Data to use:
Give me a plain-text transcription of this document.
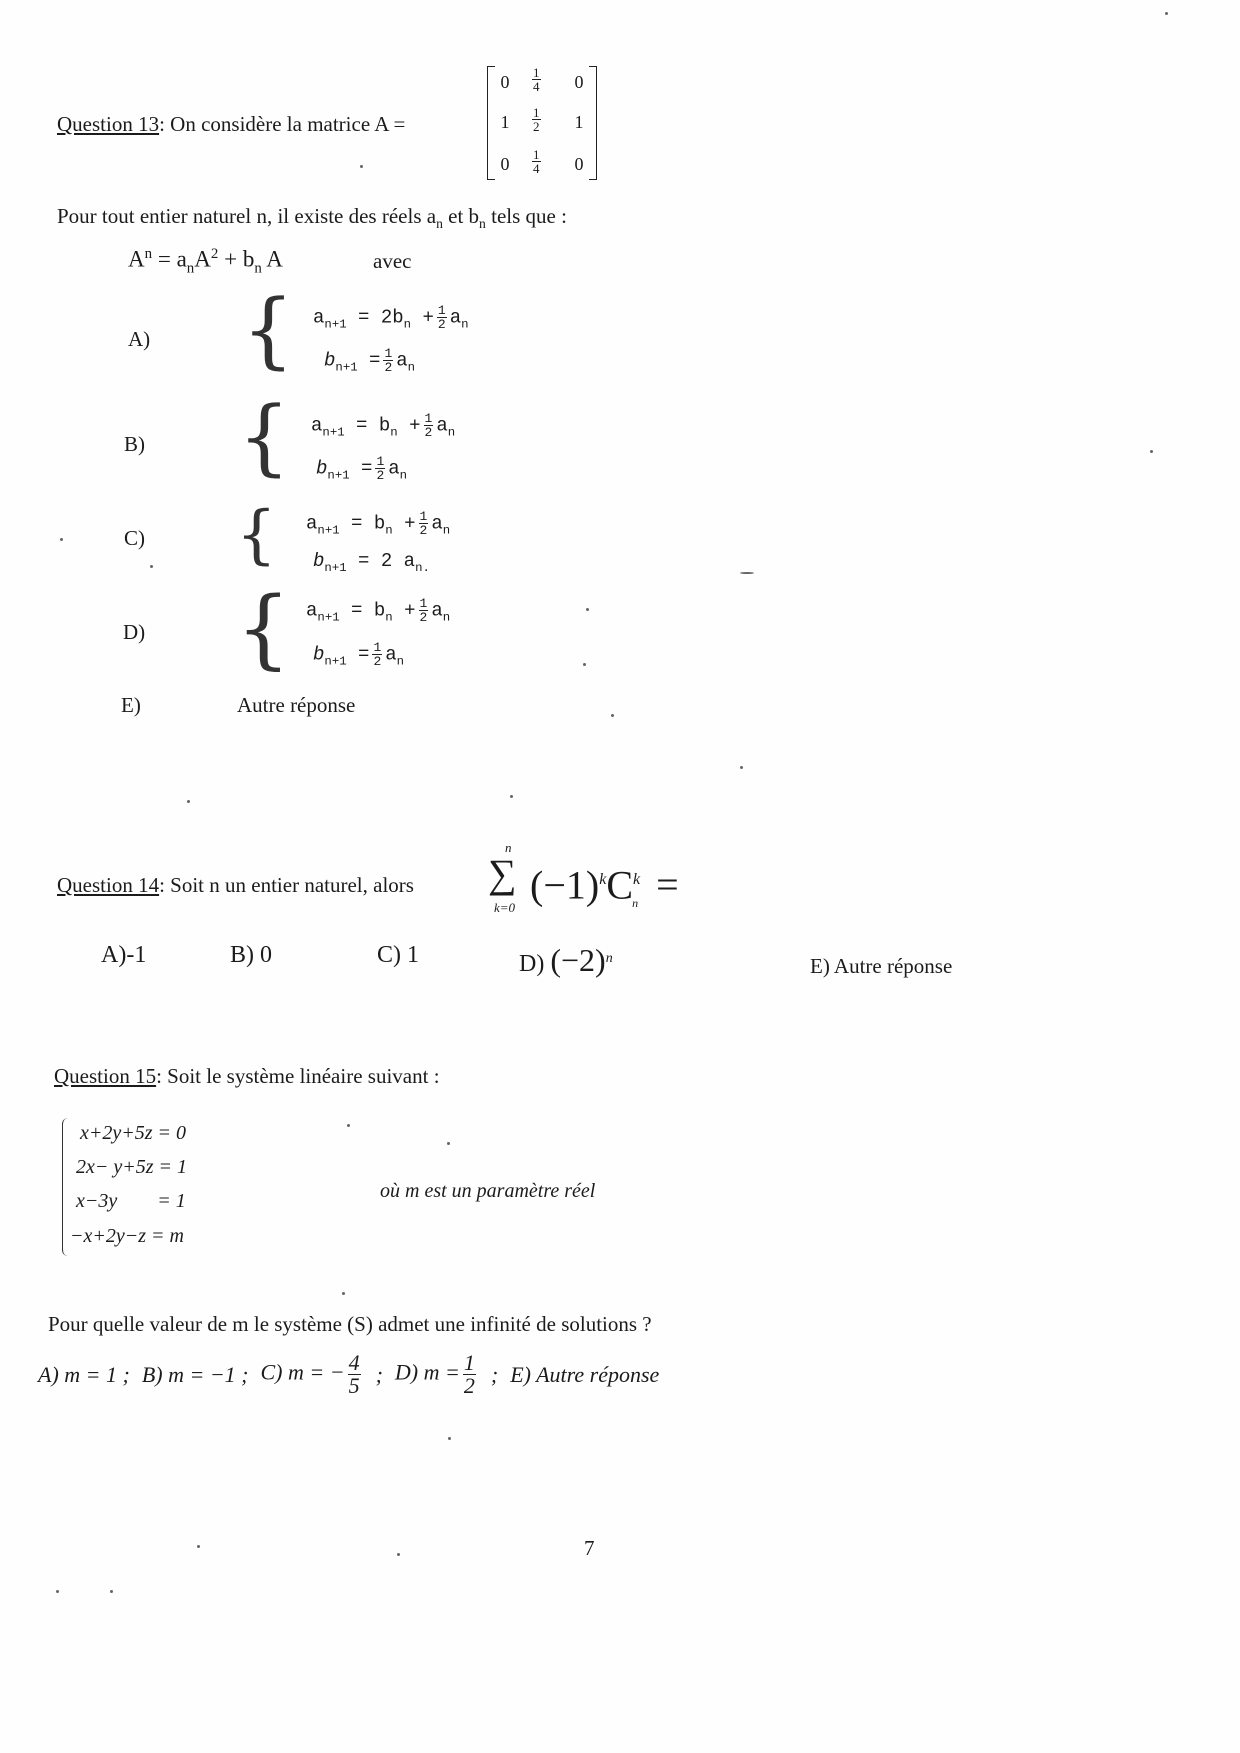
Question 13: On considère la matrice A =
0	$\frac{1}{4}$	0
1	$\frac{1}{2}$	1
0	$\frac{1}{4}$	0
Pour tout entier naturel n, il existe des réels $a_n$ et $b_n$ tels que :
$A^n = a_nA^2 + b_n$ A	avec
A) { $a_{n+1} = 2b_n + \frac{1}{2} a_n$
$b_{n+1} = \frac{1}{2} a_n$
B) { $a_{n+1} = b_n + \frac{1}{2} a_n$
$b_{n+1} = \frac{1}{2} a_n$
C) { $a_{n+1} = b_n + \frac{1}{2} a_n$
$b_{n+1} = 2$ $a_{n.}$
D) { $a_{n+1} = b_n + \frac{1}{2} a_n$
$b_{n+1} = \frac{1}{2} a_n$
E)	Autre réponse
Question 14: Soit n un entier naturel, alors
n
∑
k=0
$(-1)^kC^k_n$ =
A)-1	B) 0	C) 1	D) $(-2)^n$	E) Autre réponse
Question 15: Soit le système linéaire suivant :
x+2y+5z = 0
2x− y+5z = 1
x−3y        = 1
−x+2y−z = m
où m est un paramètre réel
Pour quelle valeur de m le système (S) admet une infinité de solutions ?
A) m = 1 ; B) m = −1 ; C) m = − $\frac{4}{5}$ ; D) $m = \frac{1}{2}$ ; E) Autre réponse
7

Goal: Without including any pictures, please restate all the records exactly.

Solution to this exercise:
Give me a plain-text transcription of this document.
Question 13: On considère la matrice A =
0	$\frac{1}{4}$	0
1	$\frac{1}{2}$	1
0	$\frac{1}{4}$	0
Pour tout entier naturel n, il existe des réels $a_n$ et $b_n$ tels que :
$A^n = a_nA^2 + b_n$ A	avec
A) { $a_{n+1} = 2b_n + \frac{1}{2} a_n$
$b_{n+1} = \frac{1}{2} a_n$
B) { $a_{n+1} = b_n + \frac{1}{2} a_n$
$b_{n+1} = \frac{1}{2} a_n$
C) { $a_{n+1} = b_n + \frac{1}{2} a_n$
$b_{n+1} = 2$ $a_{n.}$
D) { $a_{n+1} = b_n + \frac{1}{2} a_n$
$b_{n+1} = \frac{1}{2} a_n$
E)	Autre réponse
Question 14: Soit n un entier naturel, alors
n
∑
k=0
$(-1)^kC^k_n$ =
A)-1	B) 0	C) 1	D) $(-2)^n$	E) Autre réponse
Question 15: Soit le système linéaire suivant :
x+2y+5z = 0
2x− y+5z = 1
x−3y        = 1
−x+2y−z = m
où m est un paramètre réel
Pour quelle valeur de m le système (S) admet une infinité de solutions ?
A) m = 1 ; B) m = −1 ; C) m = − $\frac{4}{5}$ ; D) $m = \frac{1}{2}$ ; E) Autre réponse
7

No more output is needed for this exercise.